Requirement: Give all the lines below again, exactly, with no pictures.

Records for this exercise:
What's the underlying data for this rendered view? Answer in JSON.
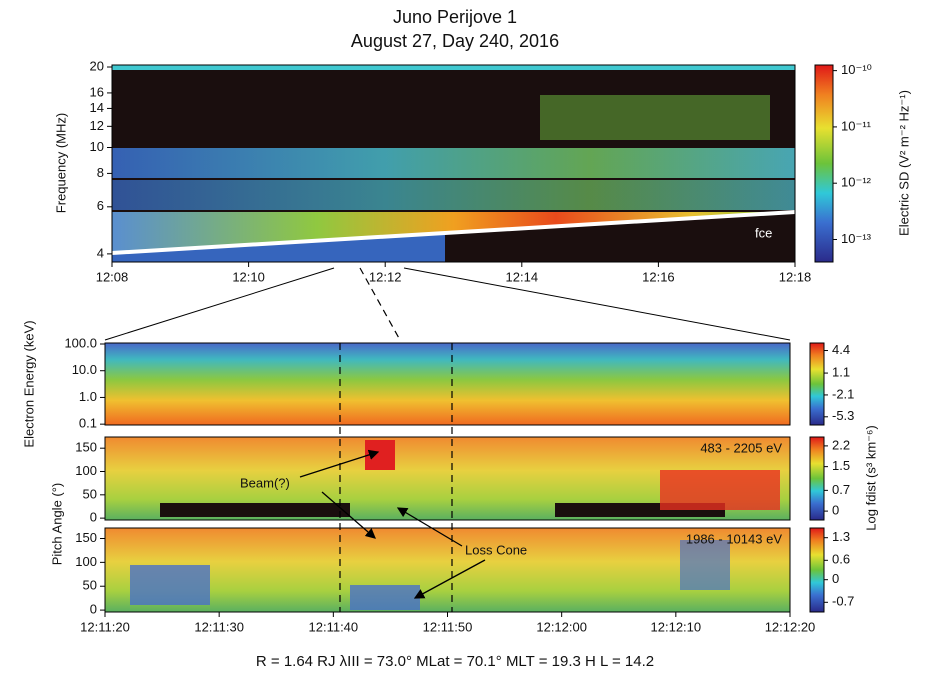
{
  "title": "Juno Perijove 1",
  "subtitle": "August 27, Day 240, 2016",
  "chart_data": [
    {
      "type": "heatmap",
      "ylabel": "Frequency (MHz)",
      "log_scale": true,
      "ylim": [
        3.73,
        20.35
      ],
      "yticks": [
        4,
        6,
        8,
        10,
        12,
        14,
        16,
        20
      ],
      "xticks": [
        "12:08",
        "12:10",
        "12:12",
        "12:14",
        "12:16",
        "12:18"
      ],
      "annotation": "fce",
      "colorbar": {
        "label": "Electric SD (V² m⁻² Hz⁻¹)",
        "lim": [
          -13.4,
          -9.9
        ],
        "ticks": [
          {
            "value": -10,
            "label": "10⁻¹⁰"
          },
          {
            "value": -11,
            "label": "10⁻¹¹"
          },
          {
            "value": -12,
            "label": "10⁻¹²"
          },
          {
            "value": -13,
            "label": "10⁻¹³"
          }
        ]
      }
    },
    {
      "type": "heatmap",
      "ylabel": "Electron Energy (keV)",
      "log_scale": true,
      "ylim": [
        0.093,
        109
      ],
      "yticks": [
        {
          "value": 100,
          "label": "100.0"
        },
        {
          "value": 10,
          "label": "10.0"
        },
        {
          "value": 1,
          "label": "1.0"
        },
        0.1
      ],
      "colorbar": {
        "lim": [
          -6.5,
          5.5
        ],
        "ticks": [
          4.4,
          1.1,
          -2.1,
          -5.3
        ]
      }
    },
    {
      "type": "heatmap",
      "ylabel": "Pitch Angle (°)",
      "log_scale": false,
      "ylim": [
        -4,
        174
      ],
      "yticks": [
        0,
        50,
        100,
        150
      ],
      "annotation": "483 - 2205 eV",
      "colorbar": {
        "label": "Log fdist (s³ km⁻⁶)",
        "lim": [
          -0.3,
          2.5
        ],
        "ticks": [
          2.2,
          1.5,
          0.7,
          0.0
        ]
      }
    },
    {
      "type": "heatmap",
      "log_scale": false,
      "ylim": [
        -4,
        172
      ],
      "yticks": [
        0,
        50,
        100,
        150
      ],
      "annotation": "1986 - 10143 eV",
      "xticks": [
        "12:11:20",
        "12:11:30",
        "12:11:40",
        "12:11:50",
        "12:12:00",
        "12:12:10",
        "12:12:20"
      ],
      "colorbar": {
        "lim": [
          -1,
          1.6
        ],
        "ticks": [
          1.3,
          0.6,
          0.0,
          -0.7
        ]
      }
    }
  ],
  "annotations": [
    "Beam(?)",
    "Loss Cone"
  ],
  "footer": "R = 1.64 RJ    λIII = 73.0°    MLat = 70.1°    MLT = 19.3 H    L = 14.2"
}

Final answer:
What's the underlying data for this rendered view? Answer in JSON.
{
  "title": "Juno Perijove 1",
  "subtitle": "August 27, Day 240, 2016",
  "chart_data": [
    {
      "type": "heatmap",
      "ylabel": "Frequency (MHz)",
      "log_scale": true,
      "ylim": [
        3.73,
        20.35
      ],
      "yticks": [
        4,
        6,
        8,
        10,
        12,
        14,
        16,
        20
      ],
      "xticks": [
        "12:08",
        "12:10",
        "12:12",
        "12:14",
        "12:16",
        "12:18"
      ],
      "annotation": "fce",
      "colorbar": {
        "label": "Electric SD (V² m⁻² Hz⁻¹)",
        "lim": [
          -13.4,
          -9.9
        ],
        "ticks": [
          {
            "value": -10,
            "label": "10⁻¹⁰"
          },
          {
            "value": -11,
            "label": "10⁻¹¹"
          },
          {
            "value": -12,
            "label": "10⁻¹²"
          },
          {
            "value": -13,
            "label": "10⁻¹³"
          }
        ]
      }
    },
    {
      "type": "heatmap",
      "ylabel": "Electron Energy (keV)",
      "log_scale": true,
      "ylim": [
        0.093,
        109
      ],
      "yticks": [
        {
          "value": 100,
          "label": "100.0"
        },
        {
          "value": 10,
          "label": "10.0"
        },
        {
          "value": 1,
          "label": "1.0"
        },
        0.1
      ],
      "colorbar": {
        "lim": [
          -6.5,
          5.5
        ],
        "ticks": [
          4.4,
          1.1,
          -2.1,
          -5.3
        ]
      }
    },
    {
      "type": "heatmap",
      "ylabel": "Pitch Angle (°)",
      "log_scale": false,
      "ylim": [
        -4,
        174
      ],
      "yticks": [
        0,
        50,
        100,
        150
      ],
      "annotation": "483 - 2205 eV",
      "colorbar": {
        "label": "Log fdist (s³ km⁻⁶)",
        "lim": [
          -0.3,
          2.5
        ],
        "ticks": [
          2.2,
          1.5,
          0.7,
          0.0
        ]
      }
    },
    {
      "type": "heatmap",
      "log_scale": false,
      "ylim": [
        -4,
        172
      ],
      "yticks": [
        0,
        50,
        100,
        150
      ],
      "annotation": "1986 - 10143 eV",
      "xticks": [
        "12:11:20",
        "12:11:30",
        "12:11:40",
        "12:11:50",
        "12:12:00",
        "12:12:10",
        "12:12:20"
      ],
      "colorbar": {
        "lim": [
          -1,
          1.6
        ],
        "ticks": [
          1.3,
          0.6,
          0.0,
          -0.7
        ]
      }
    }
  ],
  "annotations": [
    "Beam(?)",
    "Loss Cone"
  ],
  "footer": "R = 1.64 RJ    λIII = 73.0°    MLat = 70.1°    MLT = 19.3 H    L = 14.2"
}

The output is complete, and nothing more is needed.